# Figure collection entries
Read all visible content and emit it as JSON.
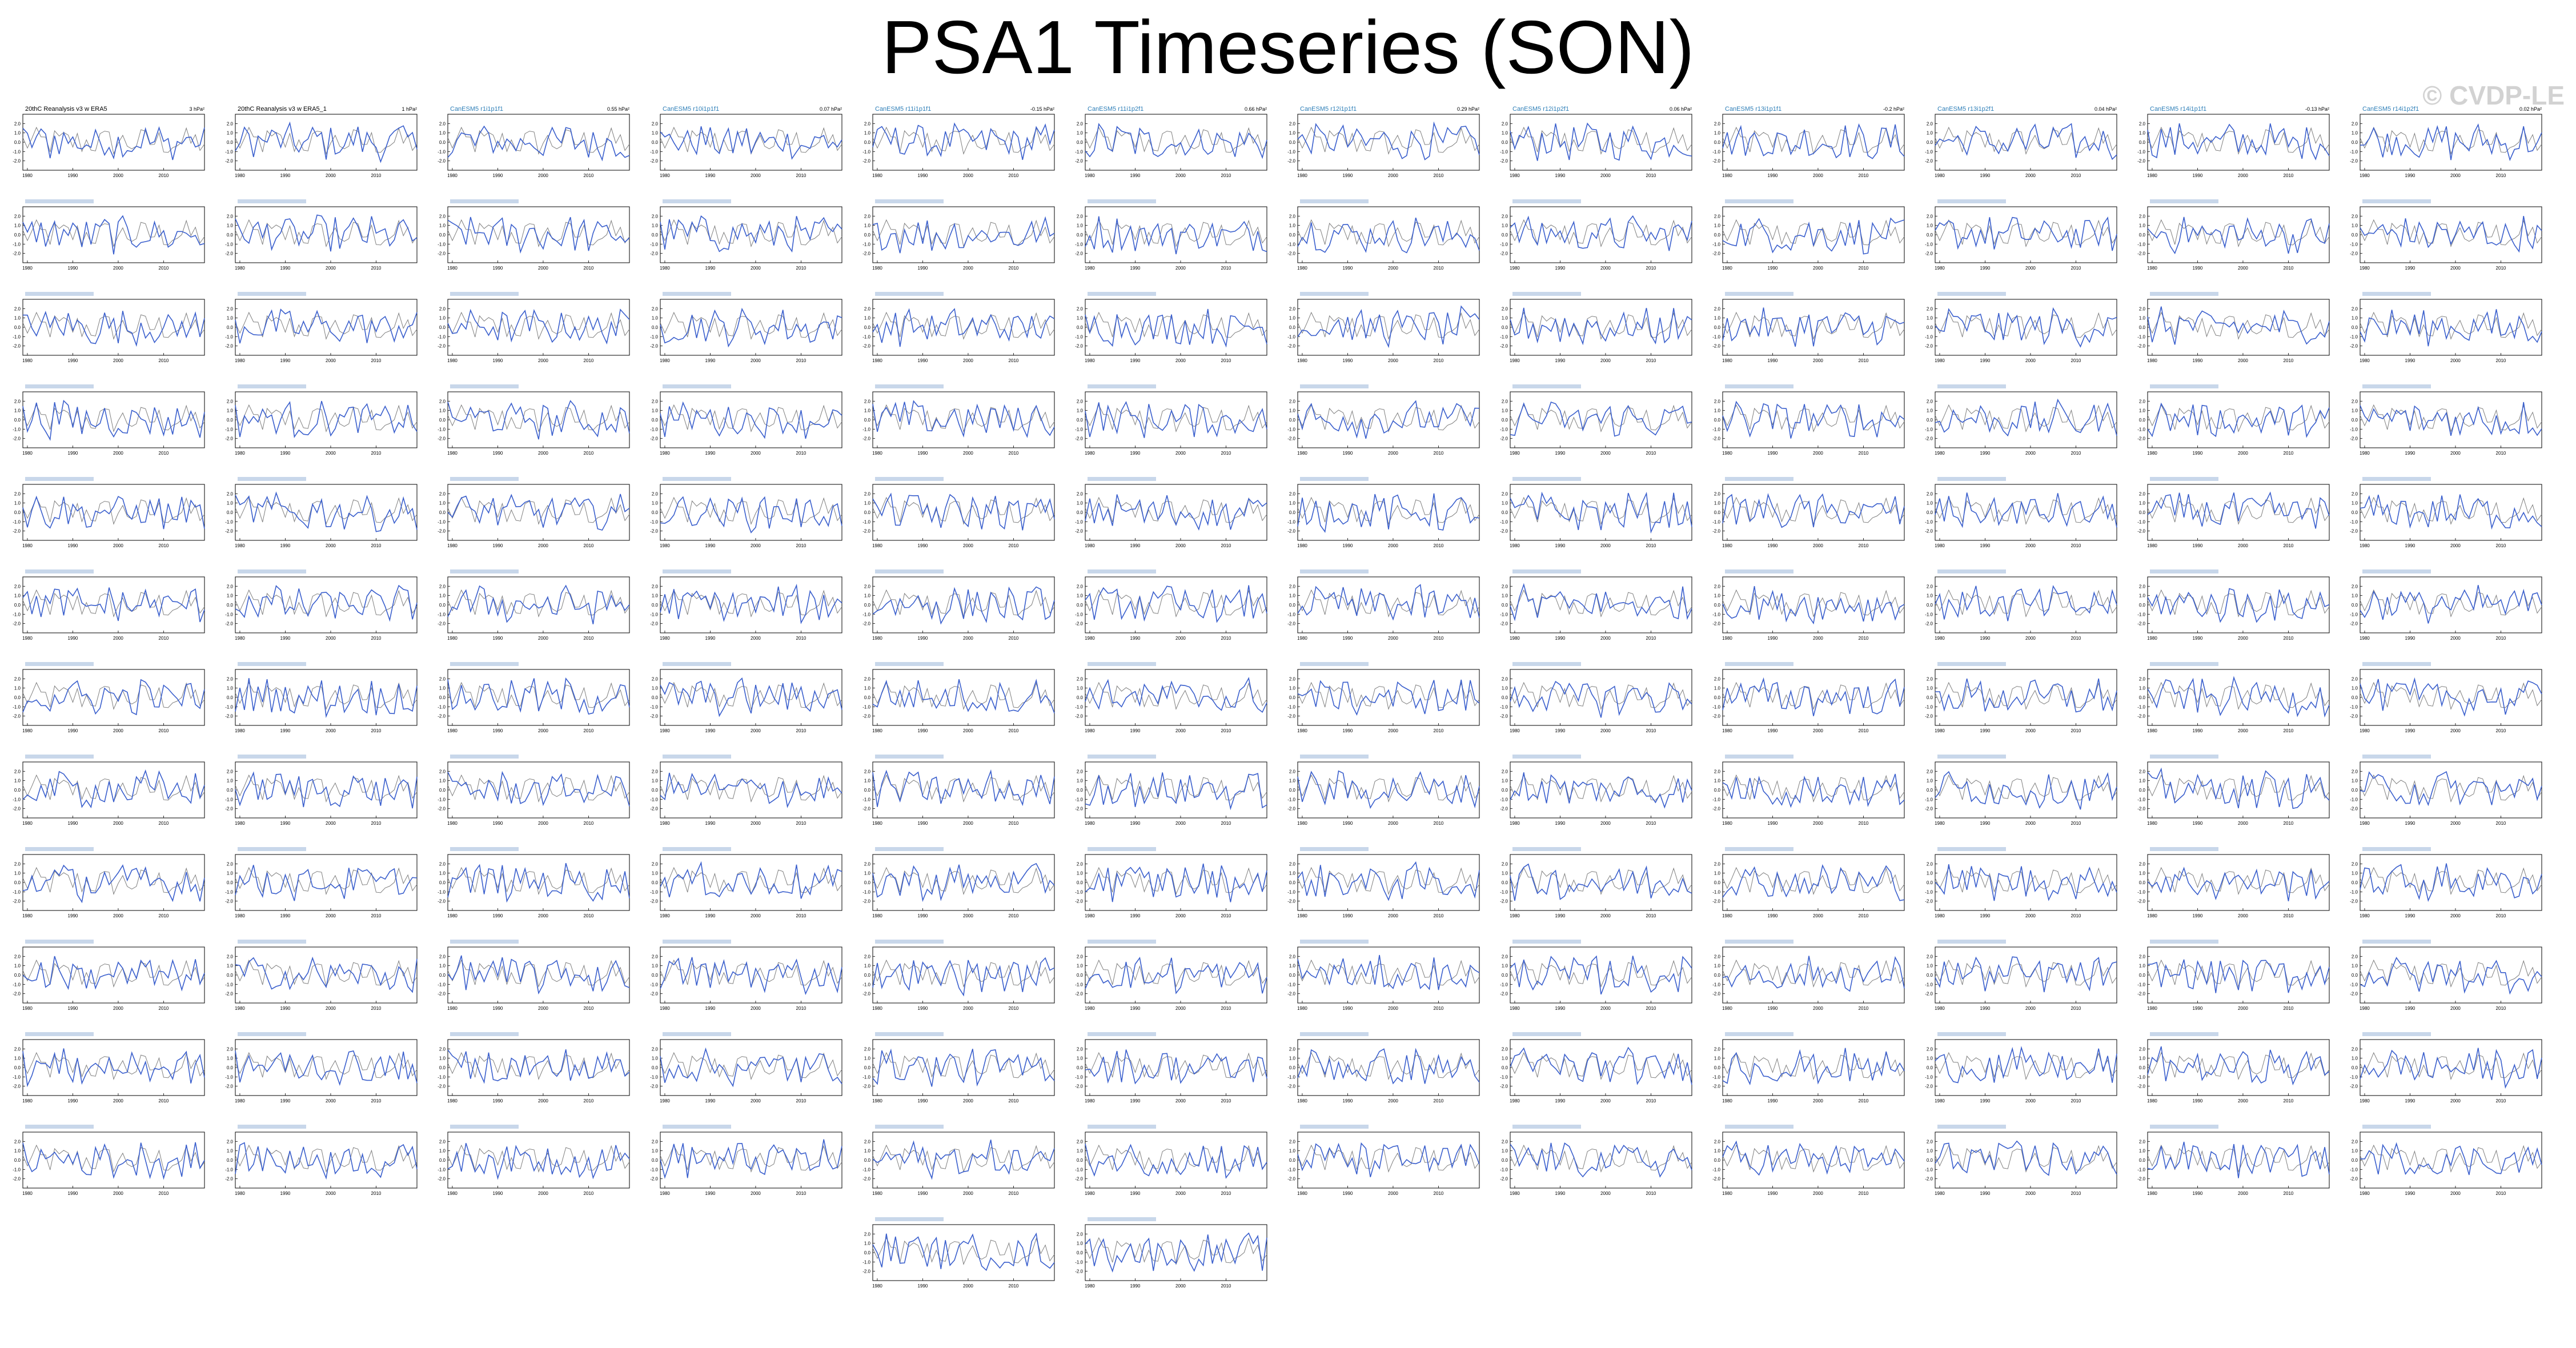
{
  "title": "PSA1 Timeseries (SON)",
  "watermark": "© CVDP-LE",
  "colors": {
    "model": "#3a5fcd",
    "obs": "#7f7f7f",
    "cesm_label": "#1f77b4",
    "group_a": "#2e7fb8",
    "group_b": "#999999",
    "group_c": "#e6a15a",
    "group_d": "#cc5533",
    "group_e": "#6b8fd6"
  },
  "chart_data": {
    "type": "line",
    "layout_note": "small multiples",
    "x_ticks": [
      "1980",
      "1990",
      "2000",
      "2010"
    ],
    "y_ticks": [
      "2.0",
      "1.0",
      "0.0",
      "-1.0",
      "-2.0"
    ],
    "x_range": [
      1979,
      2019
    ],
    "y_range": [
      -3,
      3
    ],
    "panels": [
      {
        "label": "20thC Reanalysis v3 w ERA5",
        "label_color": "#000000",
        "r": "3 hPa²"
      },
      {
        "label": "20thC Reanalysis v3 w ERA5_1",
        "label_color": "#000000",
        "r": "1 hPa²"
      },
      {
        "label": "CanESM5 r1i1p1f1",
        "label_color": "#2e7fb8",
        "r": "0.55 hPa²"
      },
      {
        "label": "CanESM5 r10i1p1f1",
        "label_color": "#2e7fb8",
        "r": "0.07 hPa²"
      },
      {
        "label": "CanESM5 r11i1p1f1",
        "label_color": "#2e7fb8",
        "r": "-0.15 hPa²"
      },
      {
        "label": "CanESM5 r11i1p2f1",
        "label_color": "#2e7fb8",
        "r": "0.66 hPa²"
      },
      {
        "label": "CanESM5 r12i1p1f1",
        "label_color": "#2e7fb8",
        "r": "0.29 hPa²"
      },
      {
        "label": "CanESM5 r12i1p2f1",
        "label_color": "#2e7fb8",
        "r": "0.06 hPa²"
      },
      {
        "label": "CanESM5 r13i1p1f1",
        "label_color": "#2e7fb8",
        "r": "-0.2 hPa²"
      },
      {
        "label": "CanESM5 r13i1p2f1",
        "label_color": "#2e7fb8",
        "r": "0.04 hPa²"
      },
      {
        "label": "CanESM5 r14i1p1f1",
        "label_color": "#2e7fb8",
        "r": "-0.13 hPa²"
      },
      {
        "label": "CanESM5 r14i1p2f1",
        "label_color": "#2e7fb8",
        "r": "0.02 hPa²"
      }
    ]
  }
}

# GOAL
Select from the material above each line in which the string "Reanalysis" appears, and list those lines.

# COMPLETED EXERCISE
        "label": "20thC Reanalysis v3 w ERA5",
        "label": "20thC Reanalysis v3 w ERA5_1",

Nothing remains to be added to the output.